Supplied material ::
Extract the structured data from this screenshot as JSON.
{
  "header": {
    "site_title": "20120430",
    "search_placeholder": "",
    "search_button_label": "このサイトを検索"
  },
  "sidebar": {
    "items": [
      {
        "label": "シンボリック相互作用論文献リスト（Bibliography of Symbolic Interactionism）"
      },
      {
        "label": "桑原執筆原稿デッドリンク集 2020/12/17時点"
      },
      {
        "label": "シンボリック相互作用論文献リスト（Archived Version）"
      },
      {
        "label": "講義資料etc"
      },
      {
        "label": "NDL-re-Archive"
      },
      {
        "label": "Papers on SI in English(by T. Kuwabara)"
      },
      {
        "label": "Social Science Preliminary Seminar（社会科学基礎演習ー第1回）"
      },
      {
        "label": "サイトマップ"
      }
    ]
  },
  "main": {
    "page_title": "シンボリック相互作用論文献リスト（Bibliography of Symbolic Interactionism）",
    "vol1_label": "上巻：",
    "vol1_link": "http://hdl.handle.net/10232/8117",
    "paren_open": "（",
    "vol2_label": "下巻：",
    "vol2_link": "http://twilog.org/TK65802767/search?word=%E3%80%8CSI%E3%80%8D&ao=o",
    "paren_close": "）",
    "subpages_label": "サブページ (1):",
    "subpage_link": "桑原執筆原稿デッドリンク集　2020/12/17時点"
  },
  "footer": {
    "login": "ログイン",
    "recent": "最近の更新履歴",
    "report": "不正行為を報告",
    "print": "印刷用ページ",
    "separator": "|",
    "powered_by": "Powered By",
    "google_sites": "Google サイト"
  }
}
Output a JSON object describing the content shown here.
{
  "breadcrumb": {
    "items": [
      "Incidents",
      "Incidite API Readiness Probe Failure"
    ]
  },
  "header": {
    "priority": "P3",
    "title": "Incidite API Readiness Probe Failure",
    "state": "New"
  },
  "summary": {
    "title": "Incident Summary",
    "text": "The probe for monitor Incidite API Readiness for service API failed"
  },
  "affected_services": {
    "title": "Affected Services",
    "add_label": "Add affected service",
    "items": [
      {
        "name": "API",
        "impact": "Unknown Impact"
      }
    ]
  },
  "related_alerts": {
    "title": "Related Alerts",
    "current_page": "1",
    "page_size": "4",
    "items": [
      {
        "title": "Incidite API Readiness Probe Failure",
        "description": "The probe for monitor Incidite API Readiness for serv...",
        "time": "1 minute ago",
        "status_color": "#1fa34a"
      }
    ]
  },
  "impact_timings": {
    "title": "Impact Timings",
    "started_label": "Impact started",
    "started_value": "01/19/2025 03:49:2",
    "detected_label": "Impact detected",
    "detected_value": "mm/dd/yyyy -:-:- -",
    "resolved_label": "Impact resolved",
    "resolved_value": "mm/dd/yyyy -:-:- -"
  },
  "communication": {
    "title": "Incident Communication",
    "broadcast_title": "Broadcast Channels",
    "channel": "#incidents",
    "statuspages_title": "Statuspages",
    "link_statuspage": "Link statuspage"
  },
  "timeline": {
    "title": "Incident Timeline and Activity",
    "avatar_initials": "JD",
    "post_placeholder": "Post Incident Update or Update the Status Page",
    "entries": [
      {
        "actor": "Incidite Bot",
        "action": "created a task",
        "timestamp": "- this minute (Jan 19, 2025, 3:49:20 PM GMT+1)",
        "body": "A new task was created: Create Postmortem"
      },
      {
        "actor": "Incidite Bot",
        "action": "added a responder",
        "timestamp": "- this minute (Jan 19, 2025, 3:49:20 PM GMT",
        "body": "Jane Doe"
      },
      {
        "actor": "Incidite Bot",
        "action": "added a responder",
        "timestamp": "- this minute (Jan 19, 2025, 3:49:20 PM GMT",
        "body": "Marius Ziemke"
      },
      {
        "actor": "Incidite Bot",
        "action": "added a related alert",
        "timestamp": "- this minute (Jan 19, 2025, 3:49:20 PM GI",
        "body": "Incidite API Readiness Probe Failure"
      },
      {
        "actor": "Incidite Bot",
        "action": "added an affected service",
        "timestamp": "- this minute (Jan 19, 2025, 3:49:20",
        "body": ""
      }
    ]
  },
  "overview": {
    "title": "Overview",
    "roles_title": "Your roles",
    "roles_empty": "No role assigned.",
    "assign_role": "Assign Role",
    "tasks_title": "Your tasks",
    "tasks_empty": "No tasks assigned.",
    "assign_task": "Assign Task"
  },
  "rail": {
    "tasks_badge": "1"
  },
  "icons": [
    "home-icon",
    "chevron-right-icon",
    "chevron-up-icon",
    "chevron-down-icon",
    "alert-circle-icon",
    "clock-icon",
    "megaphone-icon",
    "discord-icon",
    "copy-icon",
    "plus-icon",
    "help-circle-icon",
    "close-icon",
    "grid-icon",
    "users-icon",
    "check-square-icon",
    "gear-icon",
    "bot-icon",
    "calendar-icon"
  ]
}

Exercise brief ::
Go over the data above and copy every line that has the word "yyyy" in it.

Solution to this task ::
    "detected_value": "mm/dd/yyyy -:-:- -",
    "resolved_value": "mm/dd/yyyy -:-:- -"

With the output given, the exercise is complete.